[Records from a collection]
*-*-*
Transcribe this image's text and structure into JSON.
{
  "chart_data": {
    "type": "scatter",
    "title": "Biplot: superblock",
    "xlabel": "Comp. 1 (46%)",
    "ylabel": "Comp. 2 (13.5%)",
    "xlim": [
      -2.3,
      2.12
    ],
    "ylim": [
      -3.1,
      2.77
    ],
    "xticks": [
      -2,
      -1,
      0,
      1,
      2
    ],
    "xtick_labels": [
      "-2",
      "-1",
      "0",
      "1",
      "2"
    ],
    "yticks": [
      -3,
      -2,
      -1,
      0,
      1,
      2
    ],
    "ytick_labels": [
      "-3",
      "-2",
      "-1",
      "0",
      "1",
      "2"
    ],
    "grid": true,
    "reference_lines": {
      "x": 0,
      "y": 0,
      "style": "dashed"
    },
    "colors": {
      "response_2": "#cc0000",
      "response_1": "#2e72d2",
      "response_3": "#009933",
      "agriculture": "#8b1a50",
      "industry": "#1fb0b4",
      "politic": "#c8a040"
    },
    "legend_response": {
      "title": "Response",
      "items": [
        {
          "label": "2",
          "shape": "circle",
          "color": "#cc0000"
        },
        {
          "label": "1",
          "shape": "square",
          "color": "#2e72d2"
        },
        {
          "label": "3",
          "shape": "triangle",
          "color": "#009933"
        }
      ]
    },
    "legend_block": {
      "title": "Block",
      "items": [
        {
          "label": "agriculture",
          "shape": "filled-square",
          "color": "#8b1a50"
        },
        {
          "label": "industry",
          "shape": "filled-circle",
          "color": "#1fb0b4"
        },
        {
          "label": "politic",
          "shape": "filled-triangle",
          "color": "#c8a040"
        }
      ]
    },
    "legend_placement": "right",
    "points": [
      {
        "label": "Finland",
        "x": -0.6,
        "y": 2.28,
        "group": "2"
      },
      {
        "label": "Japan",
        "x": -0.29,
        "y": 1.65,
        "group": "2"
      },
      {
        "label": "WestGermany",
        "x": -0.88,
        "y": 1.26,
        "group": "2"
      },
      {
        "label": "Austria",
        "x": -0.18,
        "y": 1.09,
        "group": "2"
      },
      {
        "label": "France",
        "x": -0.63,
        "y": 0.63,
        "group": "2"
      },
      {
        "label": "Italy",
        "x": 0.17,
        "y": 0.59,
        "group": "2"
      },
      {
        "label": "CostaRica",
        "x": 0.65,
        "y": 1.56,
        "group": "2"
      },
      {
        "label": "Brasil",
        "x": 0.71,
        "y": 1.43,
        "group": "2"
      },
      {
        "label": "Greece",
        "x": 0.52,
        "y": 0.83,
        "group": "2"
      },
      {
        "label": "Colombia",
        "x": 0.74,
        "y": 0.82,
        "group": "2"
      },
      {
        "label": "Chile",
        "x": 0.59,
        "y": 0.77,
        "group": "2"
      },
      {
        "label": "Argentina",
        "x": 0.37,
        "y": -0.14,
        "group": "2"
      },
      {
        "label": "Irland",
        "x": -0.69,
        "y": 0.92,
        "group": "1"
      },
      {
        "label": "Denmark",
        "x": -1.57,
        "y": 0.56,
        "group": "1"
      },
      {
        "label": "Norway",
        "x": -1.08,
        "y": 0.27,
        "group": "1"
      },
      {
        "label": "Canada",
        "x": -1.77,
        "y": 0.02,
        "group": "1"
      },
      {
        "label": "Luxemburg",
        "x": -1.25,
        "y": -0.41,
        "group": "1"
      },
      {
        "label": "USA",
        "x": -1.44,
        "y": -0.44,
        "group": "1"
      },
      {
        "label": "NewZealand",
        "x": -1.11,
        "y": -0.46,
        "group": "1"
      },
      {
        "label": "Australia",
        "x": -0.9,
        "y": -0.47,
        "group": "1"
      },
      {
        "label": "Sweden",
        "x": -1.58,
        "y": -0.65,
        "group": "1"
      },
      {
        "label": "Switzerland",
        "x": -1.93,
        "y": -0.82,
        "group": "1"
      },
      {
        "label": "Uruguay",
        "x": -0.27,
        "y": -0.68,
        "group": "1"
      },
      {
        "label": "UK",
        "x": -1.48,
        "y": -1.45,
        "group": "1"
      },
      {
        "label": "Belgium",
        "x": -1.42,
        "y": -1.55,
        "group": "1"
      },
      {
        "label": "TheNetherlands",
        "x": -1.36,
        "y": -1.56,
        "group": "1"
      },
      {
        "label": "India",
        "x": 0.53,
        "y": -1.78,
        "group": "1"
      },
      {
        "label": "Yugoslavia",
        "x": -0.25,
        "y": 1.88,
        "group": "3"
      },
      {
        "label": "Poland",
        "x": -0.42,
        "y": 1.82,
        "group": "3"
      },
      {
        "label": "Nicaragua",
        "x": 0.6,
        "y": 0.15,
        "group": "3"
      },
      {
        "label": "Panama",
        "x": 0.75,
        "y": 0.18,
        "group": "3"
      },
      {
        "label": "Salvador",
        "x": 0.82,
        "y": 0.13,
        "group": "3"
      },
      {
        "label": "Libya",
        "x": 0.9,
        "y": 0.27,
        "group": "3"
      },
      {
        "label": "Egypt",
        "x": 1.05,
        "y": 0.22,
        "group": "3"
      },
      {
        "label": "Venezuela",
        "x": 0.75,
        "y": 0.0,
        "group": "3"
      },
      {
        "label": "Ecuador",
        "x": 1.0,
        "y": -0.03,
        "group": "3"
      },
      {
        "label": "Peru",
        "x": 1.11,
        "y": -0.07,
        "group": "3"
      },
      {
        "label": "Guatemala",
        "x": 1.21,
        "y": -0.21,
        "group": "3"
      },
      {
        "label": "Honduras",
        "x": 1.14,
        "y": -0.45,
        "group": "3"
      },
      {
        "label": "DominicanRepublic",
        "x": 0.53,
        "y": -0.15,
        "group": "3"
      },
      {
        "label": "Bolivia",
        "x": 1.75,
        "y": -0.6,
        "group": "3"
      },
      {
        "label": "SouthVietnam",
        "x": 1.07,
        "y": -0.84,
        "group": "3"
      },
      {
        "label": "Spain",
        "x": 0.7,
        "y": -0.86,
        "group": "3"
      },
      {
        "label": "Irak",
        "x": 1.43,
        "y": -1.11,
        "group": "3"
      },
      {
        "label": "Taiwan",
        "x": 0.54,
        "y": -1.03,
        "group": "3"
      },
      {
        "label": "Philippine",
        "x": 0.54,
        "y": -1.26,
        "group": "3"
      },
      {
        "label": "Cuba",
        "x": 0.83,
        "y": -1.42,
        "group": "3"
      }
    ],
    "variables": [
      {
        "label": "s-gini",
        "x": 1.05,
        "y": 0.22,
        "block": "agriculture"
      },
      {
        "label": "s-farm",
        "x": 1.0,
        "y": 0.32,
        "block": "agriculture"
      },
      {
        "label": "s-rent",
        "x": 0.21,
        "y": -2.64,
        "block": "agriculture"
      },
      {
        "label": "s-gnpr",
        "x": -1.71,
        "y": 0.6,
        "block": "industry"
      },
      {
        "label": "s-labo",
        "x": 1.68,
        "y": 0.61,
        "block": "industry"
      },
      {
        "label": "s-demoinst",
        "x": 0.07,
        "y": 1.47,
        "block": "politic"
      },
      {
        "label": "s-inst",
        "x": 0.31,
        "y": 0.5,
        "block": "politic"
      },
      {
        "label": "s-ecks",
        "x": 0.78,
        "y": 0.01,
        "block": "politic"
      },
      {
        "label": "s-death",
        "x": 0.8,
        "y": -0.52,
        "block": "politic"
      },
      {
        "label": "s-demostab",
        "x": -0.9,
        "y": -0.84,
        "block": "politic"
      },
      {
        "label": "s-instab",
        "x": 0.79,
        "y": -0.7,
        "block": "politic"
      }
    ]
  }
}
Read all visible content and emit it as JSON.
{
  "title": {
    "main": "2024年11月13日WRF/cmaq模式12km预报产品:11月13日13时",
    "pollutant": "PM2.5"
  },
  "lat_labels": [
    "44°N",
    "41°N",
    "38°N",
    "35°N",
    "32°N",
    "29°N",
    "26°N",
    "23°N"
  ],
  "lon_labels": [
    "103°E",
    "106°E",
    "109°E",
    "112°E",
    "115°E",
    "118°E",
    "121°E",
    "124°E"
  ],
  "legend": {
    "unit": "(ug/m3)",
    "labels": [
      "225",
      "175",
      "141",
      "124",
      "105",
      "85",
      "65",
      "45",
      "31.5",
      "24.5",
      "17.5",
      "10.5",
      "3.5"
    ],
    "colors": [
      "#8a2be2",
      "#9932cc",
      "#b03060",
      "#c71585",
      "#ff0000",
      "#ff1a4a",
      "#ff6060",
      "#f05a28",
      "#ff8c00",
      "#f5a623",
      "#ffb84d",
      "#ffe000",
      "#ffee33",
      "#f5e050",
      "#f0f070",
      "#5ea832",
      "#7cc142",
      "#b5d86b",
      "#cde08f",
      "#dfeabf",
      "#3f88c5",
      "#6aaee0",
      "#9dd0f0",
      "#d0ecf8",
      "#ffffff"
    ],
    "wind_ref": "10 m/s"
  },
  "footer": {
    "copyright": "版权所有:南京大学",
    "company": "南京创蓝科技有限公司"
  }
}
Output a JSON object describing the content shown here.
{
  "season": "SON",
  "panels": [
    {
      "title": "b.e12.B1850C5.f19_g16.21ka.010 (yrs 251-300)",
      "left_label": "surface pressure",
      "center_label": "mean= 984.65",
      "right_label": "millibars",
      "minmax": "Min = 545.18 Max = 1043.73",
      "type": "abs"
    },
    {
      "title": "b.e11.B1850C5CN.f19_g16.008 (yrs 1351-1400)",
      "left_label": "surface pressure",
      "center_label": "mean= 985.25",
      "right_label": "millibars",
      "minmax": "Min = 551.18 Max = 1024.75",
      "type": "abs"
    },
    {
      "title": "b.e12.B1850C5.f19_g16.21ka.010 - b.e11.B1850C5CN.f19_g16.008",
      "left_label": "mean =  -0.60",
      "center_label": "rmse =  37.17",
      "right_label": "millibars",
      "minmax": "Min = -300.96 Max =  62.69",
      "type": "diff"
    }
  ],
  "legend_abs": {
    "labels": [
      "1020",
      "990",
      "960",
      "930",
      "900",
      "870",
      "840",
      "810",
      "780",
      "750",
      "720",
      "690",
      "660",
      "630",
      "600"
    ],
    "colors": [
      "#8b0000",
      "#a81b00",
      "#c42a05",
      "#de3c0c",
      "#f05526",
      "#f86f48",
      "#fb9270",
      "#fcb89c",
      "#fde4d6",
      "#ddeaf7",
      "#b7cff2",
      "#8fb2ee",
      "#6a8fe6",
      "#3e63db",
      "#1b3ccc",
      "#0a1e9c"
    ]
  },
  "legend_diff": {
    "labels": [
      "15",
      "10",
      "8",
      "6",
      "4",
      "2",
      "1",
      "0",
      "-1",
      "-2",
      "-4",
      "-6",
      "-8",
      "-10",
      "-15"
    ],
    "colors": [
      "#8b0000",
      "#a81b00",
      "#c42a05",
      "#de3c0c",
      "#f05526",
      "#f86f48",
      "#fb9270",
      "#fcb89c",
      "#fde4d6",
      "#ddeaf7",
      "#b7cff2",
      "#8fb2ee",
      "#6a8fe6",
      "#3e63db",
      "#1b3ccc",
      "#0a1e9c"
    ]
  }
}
*-*-*
Identify and copy lines that hold the string "filled".

          "shape": "filled-square",
          "shape": "filled-circle",
          "shape": "filled-triangle",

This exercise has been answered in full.